### The request
Write out the full listing exactly as given, minus the images.

===== Supplied records =====

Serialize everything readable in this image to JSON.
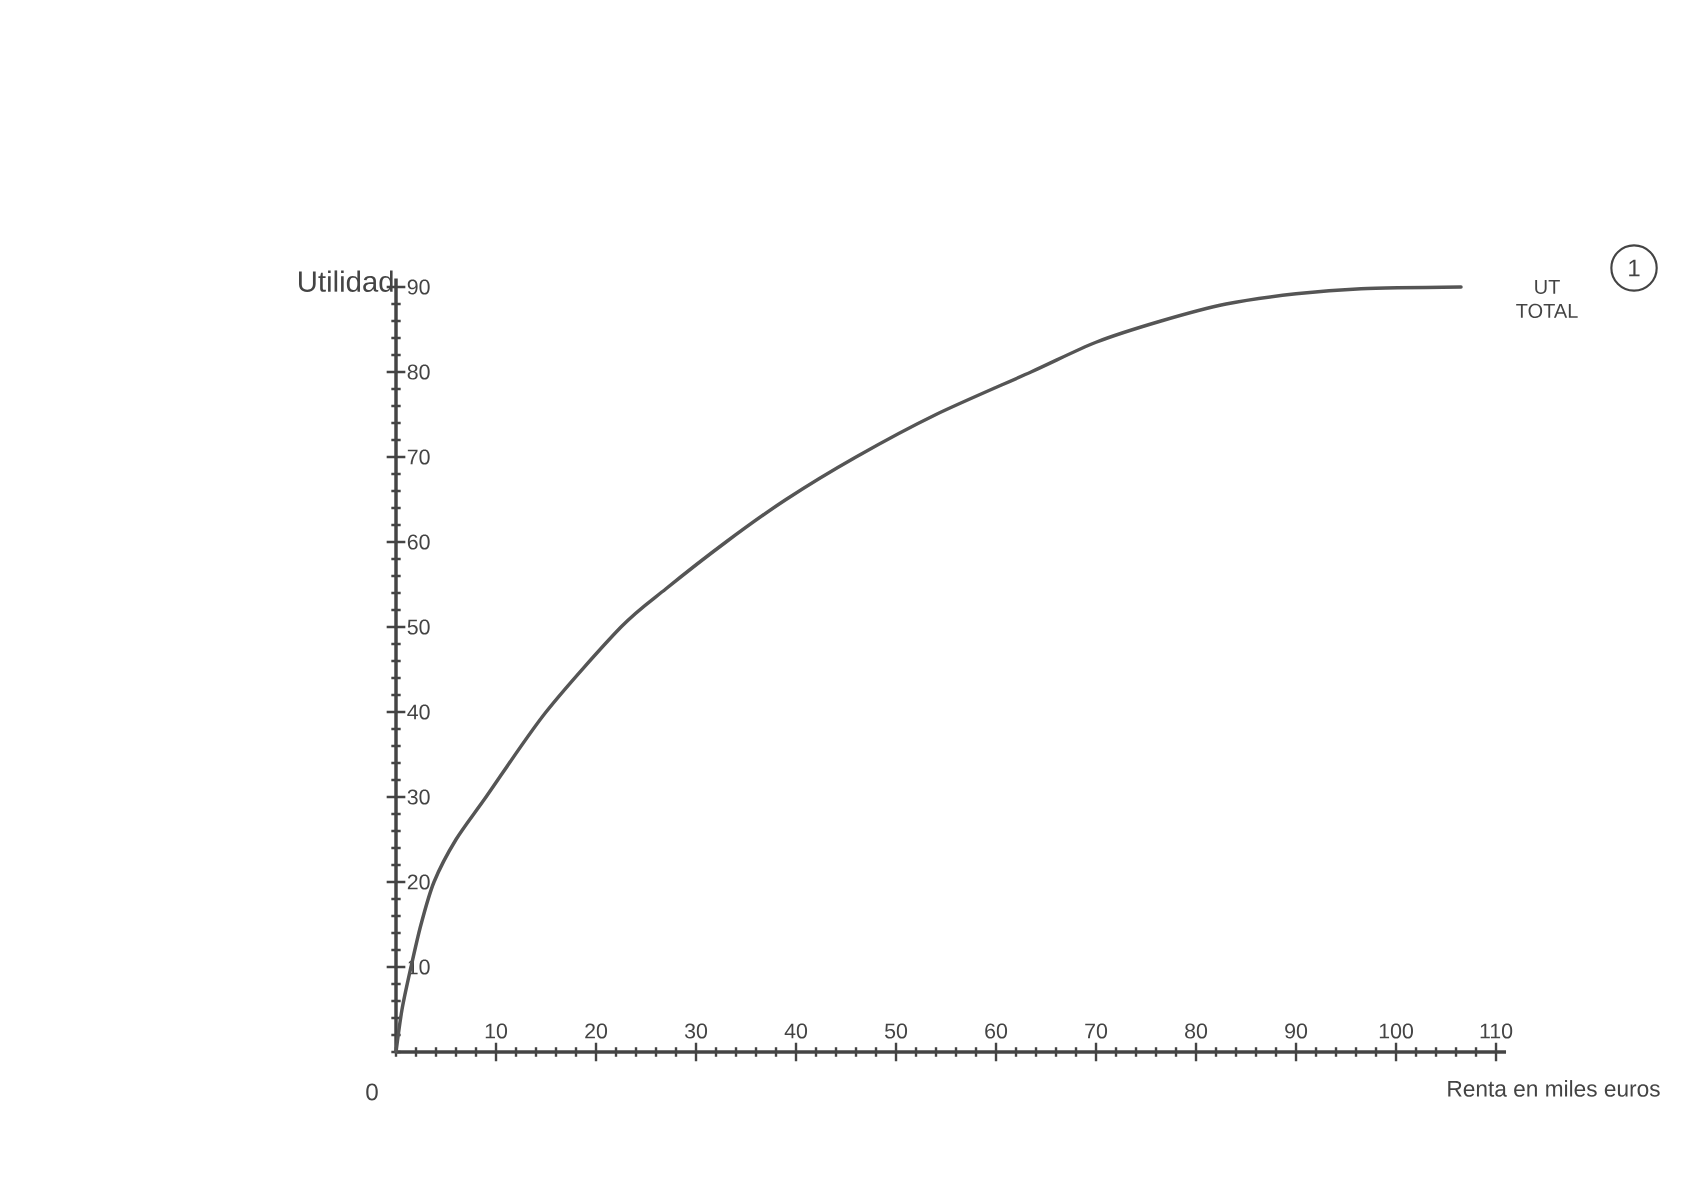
{
  "chart_data": {
    "type": "line",
    "xlabel": "Renta en miles euros",
    "ylabel": "Utilidad",
    "annotations": [
      "1",
      {
        "text": "0",
        "x": 0,
        "y": 0
      }
    ],
    "x": [
      0,
      0.6,
      1.5,
      2.5,
      3.8,
      6,
      9,
      15,
      22.5,
      27,
      33,
      39,
      46,
      54,
      63.5,
      70,
      76.5,
      83,
      90,
      96.5,
      106.5
    ],
    "series": [
      {
        "name": "UT TOTAL",
        "color": "#555555",
        "values": [
          0,
          5,
          10,
          15,
          20,
          25,
          30,
          40,
          50,
          54.5,
          60,
          65,
          70,
          75,
          80,
          83.5,
          86,
          88,
          89.2,
          89.8,
          90
        ]
      }
    ],
    "xlim": [
      0,
      111
    ],
    "ylim": [
      0,
      91
    ],
    "xticks": [
      10,
      20,
      30,
      40,
      50,
      60,
      70,
      80,
      90,
      100,
      110
    ],
    "yticks": [
      10,
      20,
      30,
      40,
      50,
      60,
      70,
      80,
      90
    ],
    "legend": false,
    "line_style": "solid"
  }
}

=====

### Result of the task
Serialize everything readable in this image to JSON.
{
  "chart_data": {
    "type": "line",
    "xlabel": "Renta en miles euros",
    "ylabel": "Utilidad",
    "annotations": [
      "1",
      {
        "text": "0",
        "x": 0,
        "y": 0
      }
    ],
    "x": [
      0,
      0.6,
      1.5,
      2.5,
      3.8,
      6,
      9,
      15,
      22.5,
      27,
      33,
      39,
      46,
      54,
      63.5,
      70,
      76.5,
      83,
      90,
      96.5,
      106.5
    ],
    "series": [
      {
        "name": "UT TOTAL",
        "color": "#555555",
        "values": [
          0,
          5,
          10,
          15,
          20,
          25,
          30,
          40,
          50,
          54.5,
          60,
          65,
          70,
          75,
          80,
          83.5,
          86,
          88,
          89.2,
          89.8,
          90
        ]
      }
    ],
    "xlim": [
      0,
      111
    ],
    "ylim": [
      0,
      91
    ],
    "xticks": [
      10,
      20,
      30,
      40,
      50,
      60,
      70,
      80,
      90,
      100,
      110
    ],
    "yticks": [
      10,
      20,
      30,
      40,
      50,
      60,
      70,
      80,
      90
    ],
    "legend": false,
    "line_style": "solid"
  }
}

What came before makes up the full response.